**INFORMATION SHOWN**
----------

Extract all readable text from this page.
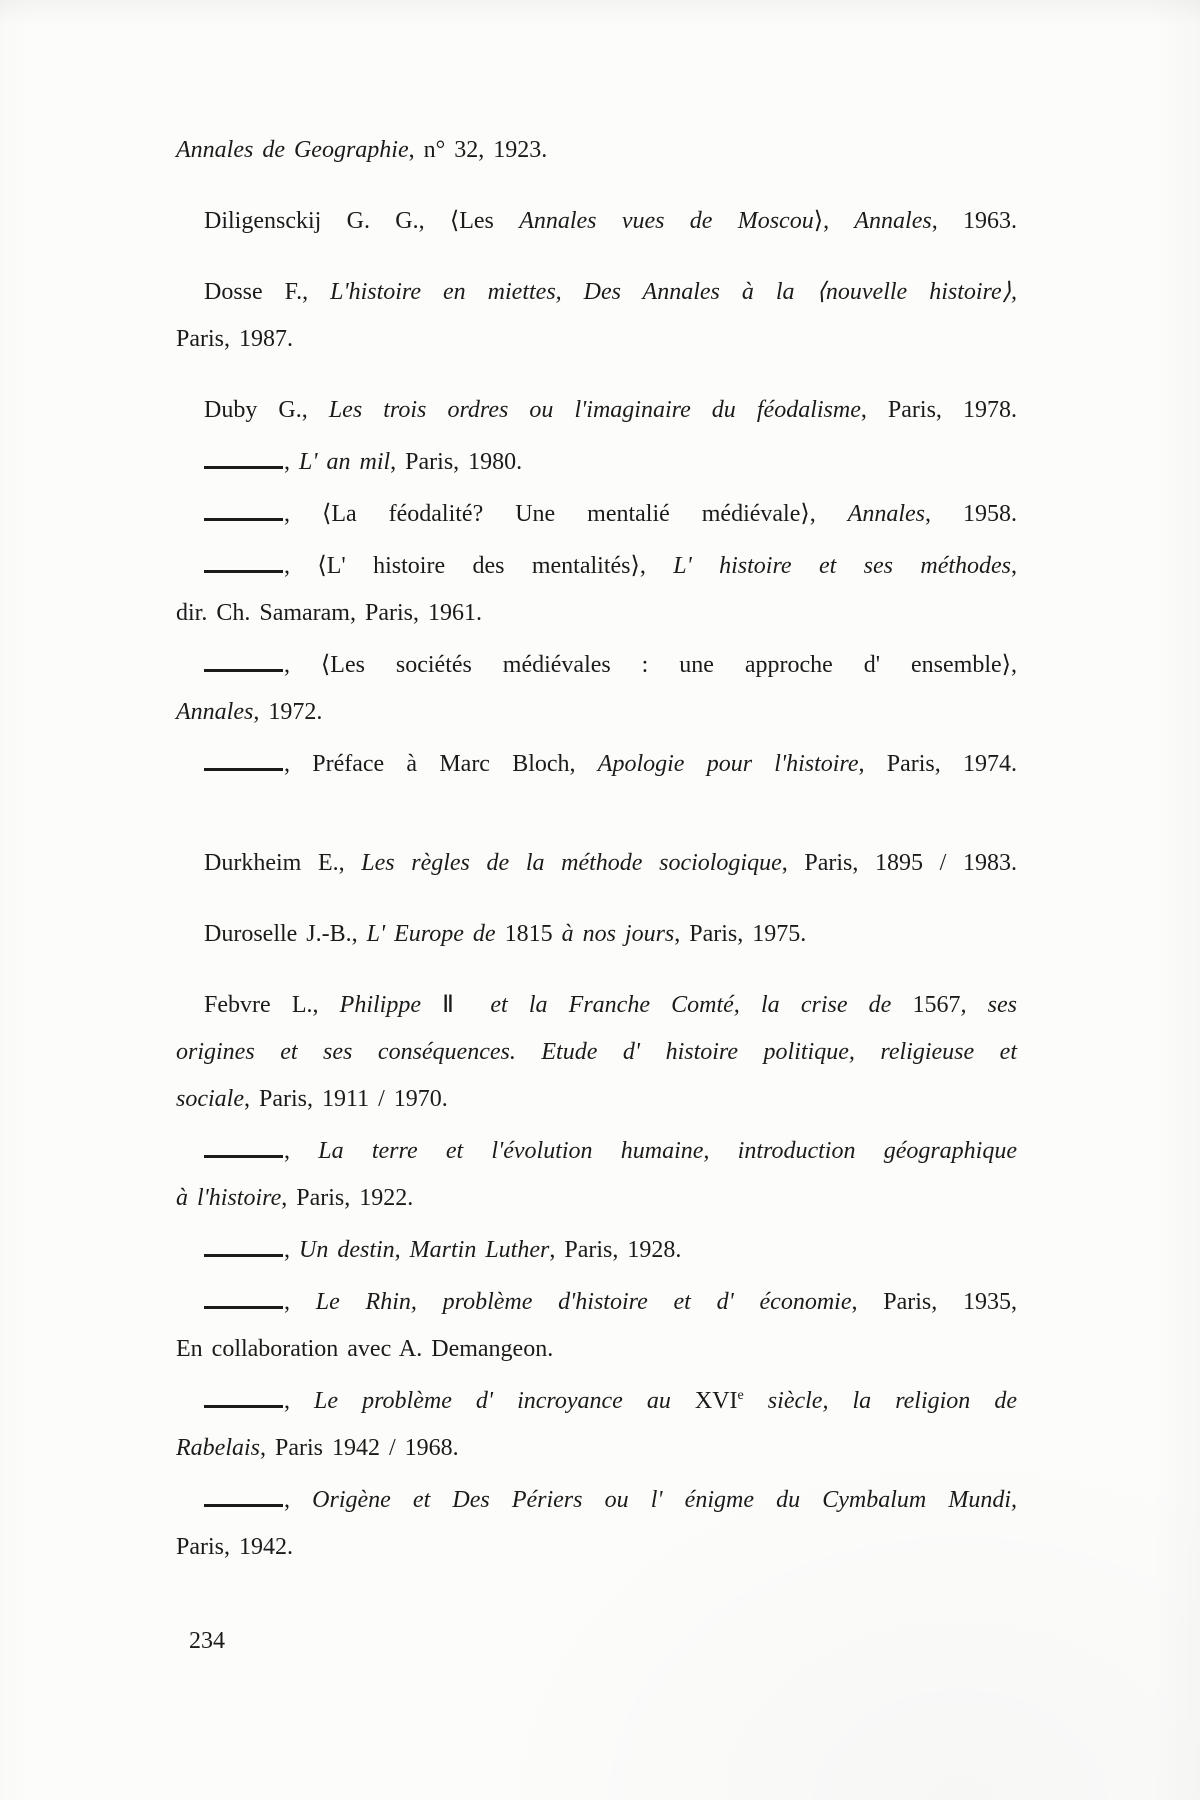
Annales de Geographie, n° 32, 1923.
Diligensckij G. G., ⟨Les Annales vues de Moscou⟩, Annales, 1963.
Dosse F., L'histoire en miettes, Des Annales à la ⟨nouvelle histoire⟩,
Paris, 1987.
Duby G., Les trois ordres ou l'imaginaire du féodalisme, Paris, 1978.
, L' an mil, Paris, 1980.
, ⟨La féodalité? Une mentalié médiévale⟩, Annales, 1958.
, ⟨L' histoire des mentalités⟩, L' histoire et ses méthodes,
dir. Ch. Samaram, Paris, 1961.
, ⟨Les sociétés médiévales : une approche d' ensemble⟩,
Annales, 1972.
, Préface à Marc Bloch, Apologie pour l'histoire, Paris, 1974.
Durkheim E., Les règles de la méthode sociologique, Paris, 1895 / 1983.
Duroselle J.-B., L' Europe de 1815 à nos jours, Paris, 1975.
Febvre L., Philippe Ⅱ et la Franche Comté, la crise de 1567, ses
origines et ses conséquences. Etude d' histoire politique, religieuse et
sociale, Paris, 1911 / 1970.
, La terre et l'évolution humaine, introduction géographique
à l'histoire, Paris, 1922.
, Un destin, Martin Luther, Paris, 1928.
, Le Rhin, problème d'histoire et d' économie, Paris, 1935,
En collaboration avec A. Demangeon.
, Le problème d' incroyance au XVIe siècle, la religion de
Rabelais, Paris 1942 / 1968.
, Origène et Des Périers ou l' énigme du Cymbalum Mundi,
Paris, 1942.
234
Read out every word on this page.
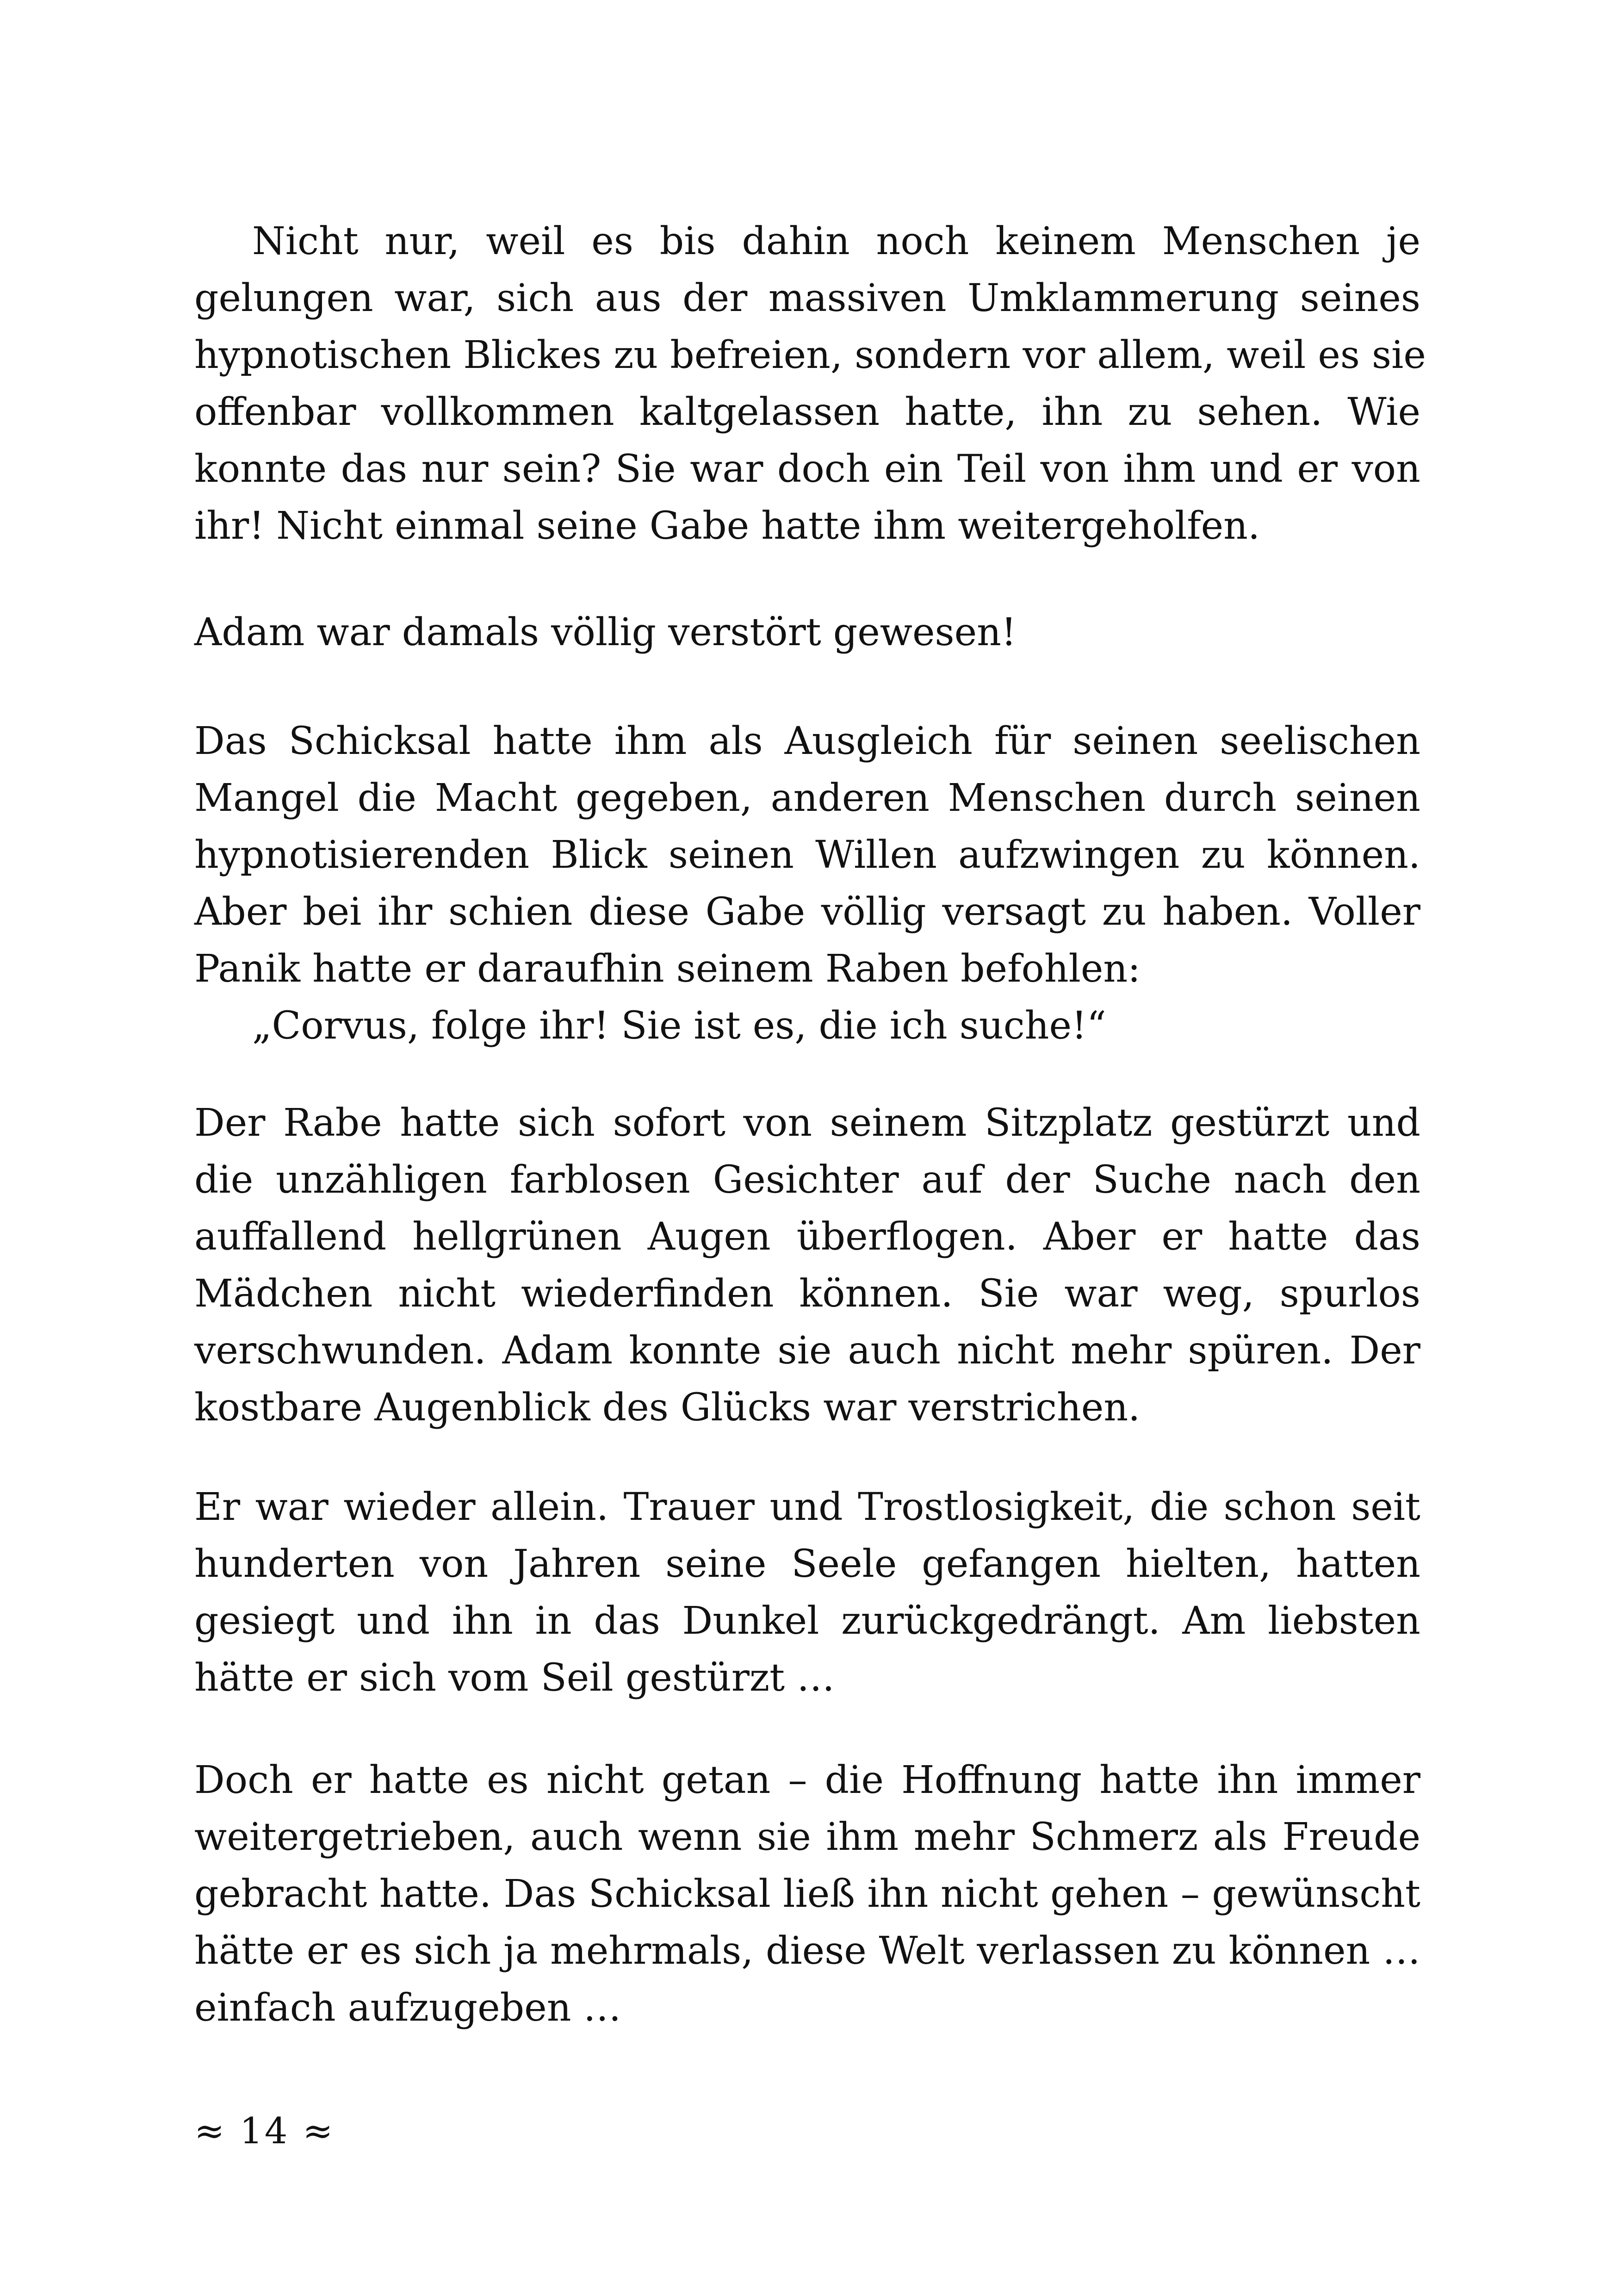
Nicht nur, weil es bis dahin noch keinem Menschen je
gelungen war, sich aus der massiven Umklammerung seines
hypnotischen Blickes zu befreien, sondern vor allem, weil es sie
offenbar vollkommen kaltgelassen hatte, ihn zu sehen. Wie
konnte das nur sein? Sie war doch ein Teil von ihm und er von
ihr! Nicht einmal seine Gabe hatte ihm weitergeholfen.
Adam war damals völlig verstört gewesen!
Das Schicksal hatte ihm als Ausgleich für seinen seelischen
Mangel die Macht gegeben, anderen Menschen durch seinen
hypnotisierenden Blick seinen Willen aufzwingen zu können.
Aber bei ihr schien diese Gabe völlig versagt zu haben. Voller
Panik hatte er daraufhin seinem Raben befohlen:
„Corvus, folge ihr! Sie ist es, die ich suche!“
Der Rabe hatte sich sofort von seinem Sitzplatz gestürzt und
die unzähligen farblosen Gesichter auf der Suche nach den
auffallend hellgrünen Augen überflogen. Aber er hatte das
Mädchen nicht wiederfinden können. Sie war weg, spurlos
verschwunden. Adam konnte sie auch nicht mehr spüren. Der
kostbare Augenblick des Glücks war verstrichen.
Er war wieder allein. Trauer und Trostlosigkeit, die schon seit
hunderten von Jahren seine Seele gefangen hielten, hatten
gesiegt und ihn in das Dunkel zurückgedrängt. Am liebsten
hätte er sich vom Seil gestürzt …
Doch er hatte es nicht getan – die Hoffnung hatte ihn immer
weitergetrieben, auch wenn sie ihm mehr Schmerz als Freude
gebracht hatte. Das Schicksal ließ ihn nicht gehen – gewünscht
hätte er es sich ja mehrmals, diese Welt verlassen zu können …
einfach aufzugeben …
≈ 14 ≈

----------

**GOAL**
Without the pictures, output the full listing exactly as it stands.

**EXPECTED OUTPUT**
Extract all readable text from this page.
Annales de Geographie, n° 32, 1923.
Diligensckij G. G., ⟨Les Annales vues de Moscou⟩, Annales, 1963.
Dosse F., L'histoire en miettes, Des Annales à la ⟨nouvelle histoire⟩,
Paris, 1987.
Duby G., Les trois ordres ou l'imaginaire du féodalisme, Paris, 1978.
, L' an mil, Paris, 1980.
, ⟨La féodalité? Une mentalié médiévale⟩, Annales, 1958.
, ⟨L' histoire des mentalités⟩, L' histoire et ses méthodes,
dir. Ch. Samaram, Paris, 1961.
, ⟨Les sociétés médiévales : une approche d' ensemble⟩,
Annales, 1972.
, Préface à Marc Bloch, Apologie pour l'histoire, Paris, 1974.
Durkheim E., Les règles de la méthode sociologique, Paris, 1895 / 1983.
Duroselle J.-B., L' Europe de 1815 à nos jours, Paris, 1975.
Febvre L., Philippe Ⅱ et la Franche Comté, la crise de 1567, ses
origines et ses conséquences. Etude d' histoire politique, religieuse et
sociale, Paris, 1911 / 1970.
, La terre et l'évolution humaine, introduction géographique
à l'histoire, Paris, 1922.
, Un destin, Martin Luther, Paris, 1928.
, Le Rhin, problème d'histoire et d' économie, Paris, 1935,
En collaboration avec A. Demangeon.
, Le problème d' incroyance au XVIe siècle, la religion de
Rabelais, Paris 1942 / 1968.
, Origène et Des Périers ou l' énigme du Cymbalum Mundi,
Paris, 1942.
234
Read out every word on this page.
Nicht nur, weil es bis dahin noch keinem Menschen je
gelungen war, sich aus der massiven Umklammerung seines
hypnotischen Blickes zu befreien, sondern vor allem, weil es sie
offenbar vollkommen kaltgelassen hatte, ihn zu sehen. Wie
konnte das nur sein? Sie war doch ein Teil von ihm und er von
ihr! Nicht einmal seine Gabe hatte ihm weitergeholfen.
Adam war damals völlig verstört gewesen!
Das Schicksal hatte ihm als Ausgleich für seinen seelischen
Mangel die Macht gegeben, anderen Menschen durch seinen
hypnotisierenden Blick seinen Willen aufzwingen zu können.
Aber bei ihr schien diese Gabe völlig versagt zu haben. Voller
Panik hatte er daraufhin seinem Raben befohlen:
„Corvus, folge ihr! Sie ist es, die ich suche!“
Der Rabe hatte sich sofort von seinem Sitzplatz gestürzt und
die unzähligen farblosen Gesichter auf der Suche nach den
auffallend hellgrünen Augen überflogen. Aber er hatte das
Mädchen nicht wiederfinden können. Sie war weg, spurlos
verschwunden. Adam konnte sie auch nicht mehr spüren. Der
kostbare Augenblick des Glücks war verstrichen.
Er war wieder allein. Trauer und Trostlosigkeit, die schon seit
hunderten von Jahren seine Seele gefangen hielten, hatten
gesiegt und ihn in das Dunkel zurückgedrängt. Am liebsten
hätte er sich vom Seil gestürzt …
Doch er hatte es nicht getan – die Hoffnung hatte ihn immer
weitergetrieben, auch wenn sie ihm mehr Schmerz als Freude
gebracht hatte. Das Schicksal ließ ihn nicht gehen – gewünscht
hätte er es sich ja mehrmals, diese Welt verlassen zu können …
einfach aufzugeben …
≈ 14 ≈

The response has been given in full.